Source data:
# # # # # # #
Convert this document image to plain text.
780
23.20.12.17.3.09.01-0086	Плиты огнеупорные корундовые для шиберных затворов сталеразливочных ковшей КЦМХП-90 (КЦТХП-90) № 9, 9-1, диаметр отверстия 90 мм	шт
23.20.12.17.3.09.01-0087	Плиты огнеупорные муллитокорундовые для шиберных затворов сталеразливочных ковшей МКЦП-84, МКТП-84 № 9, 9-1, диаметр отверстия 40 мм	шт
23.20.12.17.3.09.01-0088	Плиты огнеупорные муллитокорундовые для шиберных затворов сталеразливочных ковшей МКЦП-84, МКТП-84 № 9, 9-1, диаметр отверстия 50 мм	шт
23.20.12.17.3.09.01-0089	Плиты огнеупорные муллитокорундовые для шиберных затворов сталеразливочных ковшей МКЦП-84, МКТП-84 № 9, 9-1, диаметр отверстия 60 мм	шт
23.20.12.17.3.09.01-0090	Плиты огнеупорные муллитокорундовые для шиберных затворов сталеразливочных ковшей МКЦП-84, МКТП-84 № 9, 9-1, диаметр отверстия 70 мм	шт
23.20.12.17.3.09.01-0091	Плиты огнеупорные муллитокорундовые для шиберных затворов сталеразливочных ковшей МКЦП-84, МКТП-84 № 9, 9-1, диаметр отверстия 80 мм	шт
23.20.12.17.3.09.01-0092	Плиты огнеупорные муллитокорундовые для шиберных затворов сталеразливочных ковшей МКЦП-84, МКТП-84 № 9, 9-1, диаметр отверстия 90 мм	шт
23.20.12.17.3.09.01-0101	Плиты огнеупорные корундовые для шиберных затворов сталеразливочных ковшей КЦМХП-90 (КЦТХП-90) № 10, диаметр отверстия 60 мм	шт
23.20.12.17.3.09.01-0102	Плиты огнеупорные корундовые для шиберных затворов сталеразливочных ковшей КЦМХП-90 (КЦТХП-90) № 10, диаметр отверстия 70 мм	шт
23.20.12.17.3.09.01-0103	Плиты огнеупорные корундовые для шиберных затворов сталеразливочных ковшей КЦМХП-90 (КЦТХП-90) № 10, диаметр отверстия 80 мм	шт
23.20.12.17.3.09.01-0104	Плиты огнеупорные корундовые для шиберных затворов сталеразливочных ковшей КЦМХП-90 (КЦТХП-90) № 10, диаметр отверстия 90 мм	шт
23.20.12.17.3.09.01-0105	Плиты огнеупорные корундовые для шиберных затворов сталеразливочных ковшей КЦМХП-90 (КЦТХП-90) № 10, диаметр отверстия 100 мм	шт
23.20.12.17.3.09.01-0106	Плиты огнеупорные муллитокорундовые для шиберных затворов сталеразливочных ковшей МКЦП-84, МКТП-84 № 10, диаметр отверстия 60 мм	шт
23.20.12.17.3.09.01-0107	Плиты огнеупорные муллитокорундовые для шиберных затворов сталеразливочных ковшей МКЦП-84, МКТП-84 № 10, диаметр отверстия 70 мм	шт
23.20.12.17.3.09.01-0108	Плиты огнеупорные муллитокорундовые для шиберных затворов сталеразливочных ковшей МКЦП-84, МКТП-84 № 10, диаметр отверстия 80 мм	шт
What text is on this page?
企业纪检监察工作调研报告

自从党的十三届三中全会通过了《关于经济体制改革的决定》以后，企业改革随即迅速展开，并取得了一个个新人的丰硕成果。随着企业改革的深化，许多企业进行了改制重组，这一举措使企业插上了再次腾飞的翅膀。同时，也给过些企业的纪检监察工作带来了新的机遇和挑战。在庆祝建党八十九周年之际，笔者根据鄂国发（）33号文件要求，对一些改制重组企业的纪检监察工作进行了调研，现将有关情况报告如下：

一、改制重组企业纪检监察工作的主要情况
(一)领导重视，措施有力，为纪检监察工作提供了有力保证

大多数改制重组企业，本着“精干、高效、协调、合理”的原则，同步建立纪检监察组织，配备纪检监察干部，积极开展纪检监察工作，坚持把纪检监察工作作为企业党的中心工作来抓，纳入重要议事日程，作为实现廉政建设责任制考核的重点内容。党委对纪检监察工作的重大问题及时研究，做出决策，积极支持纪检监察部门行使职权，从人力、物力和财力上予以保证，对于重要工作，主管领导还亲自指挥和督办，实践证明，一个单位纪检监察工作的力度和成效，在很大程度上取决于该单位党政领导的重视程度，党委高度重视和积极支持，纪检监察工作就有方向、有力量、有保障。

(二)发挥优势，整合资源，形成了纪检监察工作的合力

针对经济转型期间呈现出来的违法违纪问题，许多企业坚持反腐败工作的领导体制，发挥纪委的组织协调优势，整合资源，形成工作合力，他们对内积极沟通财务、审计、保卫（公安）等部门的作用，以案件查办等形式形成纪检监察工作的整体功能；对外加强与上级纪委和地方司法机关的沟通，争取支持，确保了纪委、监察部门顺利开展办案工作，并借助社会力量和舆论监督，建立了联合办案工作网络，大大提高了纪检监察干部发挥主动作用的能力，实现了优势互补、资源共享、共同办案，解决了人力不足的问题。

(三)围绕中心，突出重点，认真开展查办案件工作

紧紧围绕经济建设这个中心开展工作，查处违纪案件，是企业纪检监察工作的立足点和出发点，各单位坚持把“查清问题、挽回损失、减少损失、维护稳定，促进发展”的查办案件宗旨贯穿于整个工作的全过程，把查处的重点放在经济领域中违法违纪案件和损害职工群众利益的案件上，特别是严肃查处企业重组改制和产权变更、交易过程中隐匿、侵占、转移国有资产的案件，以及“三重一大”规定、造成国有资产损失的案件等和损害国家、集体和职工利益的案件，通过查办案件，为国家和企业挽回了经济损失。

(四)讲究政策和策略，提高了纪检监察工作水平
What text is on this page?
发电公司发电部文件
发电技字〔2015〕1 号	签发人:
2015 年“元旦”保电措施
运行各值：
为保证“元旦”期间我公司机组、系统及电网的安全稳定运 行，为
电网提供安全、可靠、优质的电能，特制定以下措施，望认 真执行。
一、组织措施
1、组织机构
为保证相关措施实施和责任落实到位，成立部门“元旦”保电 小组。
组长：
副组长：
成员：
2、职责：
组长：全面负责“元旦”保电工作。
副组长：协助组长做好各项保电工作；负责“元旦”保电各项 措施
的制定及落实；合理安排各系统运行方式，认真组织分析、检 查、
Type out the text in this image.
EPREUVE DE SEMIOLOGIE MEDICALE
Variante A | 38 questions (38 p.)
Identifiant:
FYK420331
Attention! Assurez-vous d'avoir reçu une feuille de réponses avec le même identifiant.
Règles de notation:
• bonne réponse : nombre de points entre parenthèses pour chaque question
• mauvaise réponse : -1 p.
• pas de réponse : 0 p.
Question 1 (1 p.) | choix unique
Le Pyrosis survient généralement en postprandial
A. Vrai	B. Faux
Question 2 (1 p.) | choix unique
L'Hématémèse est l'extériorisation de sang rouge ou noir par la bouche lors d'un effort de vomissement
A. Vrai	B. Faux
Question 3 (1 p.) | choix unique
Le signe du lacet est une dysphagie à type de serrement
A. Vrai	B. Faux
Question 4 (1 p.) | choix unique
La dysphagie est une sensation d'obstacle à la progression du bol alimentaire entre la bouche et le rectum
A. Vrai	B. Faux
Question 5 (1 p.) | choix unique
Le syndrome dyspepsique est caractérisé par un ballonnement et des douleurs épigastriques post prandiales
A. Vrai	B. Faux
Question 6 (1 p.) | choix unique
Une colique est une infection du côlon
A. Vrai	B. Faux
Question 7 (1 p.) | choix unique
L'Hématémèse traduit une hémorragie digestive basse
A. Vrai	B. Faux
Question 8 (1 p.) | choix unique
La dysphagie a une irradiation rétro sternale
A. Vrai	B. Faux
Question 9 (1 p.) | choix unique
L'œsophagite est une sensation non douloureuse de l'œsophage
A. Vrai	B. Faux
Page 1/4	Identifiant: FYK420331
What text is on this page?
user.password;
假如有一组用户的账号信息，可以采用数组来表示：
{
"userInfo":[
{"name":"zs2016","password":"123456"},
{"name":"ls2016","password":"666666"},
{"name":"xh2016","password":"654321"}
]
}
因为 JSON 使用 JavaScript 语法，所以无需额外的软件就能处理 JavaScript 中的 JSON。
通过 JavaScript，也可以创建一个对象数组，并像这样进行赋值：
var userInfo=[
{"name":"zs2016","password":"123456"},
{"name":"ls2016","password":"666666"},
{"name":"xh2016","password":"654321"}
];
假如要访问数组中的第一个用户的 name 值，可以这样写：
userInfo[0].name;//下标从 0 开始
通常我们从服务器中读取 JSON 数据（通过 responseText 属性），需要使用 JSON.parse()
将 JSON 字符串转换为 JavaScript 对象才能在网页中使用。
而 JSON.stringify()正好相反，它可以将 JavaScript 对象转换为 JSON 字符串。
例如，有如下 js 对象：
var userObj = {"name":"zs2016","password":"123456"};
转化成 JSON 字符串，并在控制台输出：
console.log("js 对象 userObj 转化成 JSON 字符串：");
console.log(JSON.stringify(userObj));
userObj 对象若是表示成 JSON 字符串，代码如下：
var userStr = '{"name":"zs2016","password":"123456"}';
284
# # # # # # #
Each line in the data that holds the string "image" should be found and copied.

Convert this document image to plain text.
Type out the text in this image.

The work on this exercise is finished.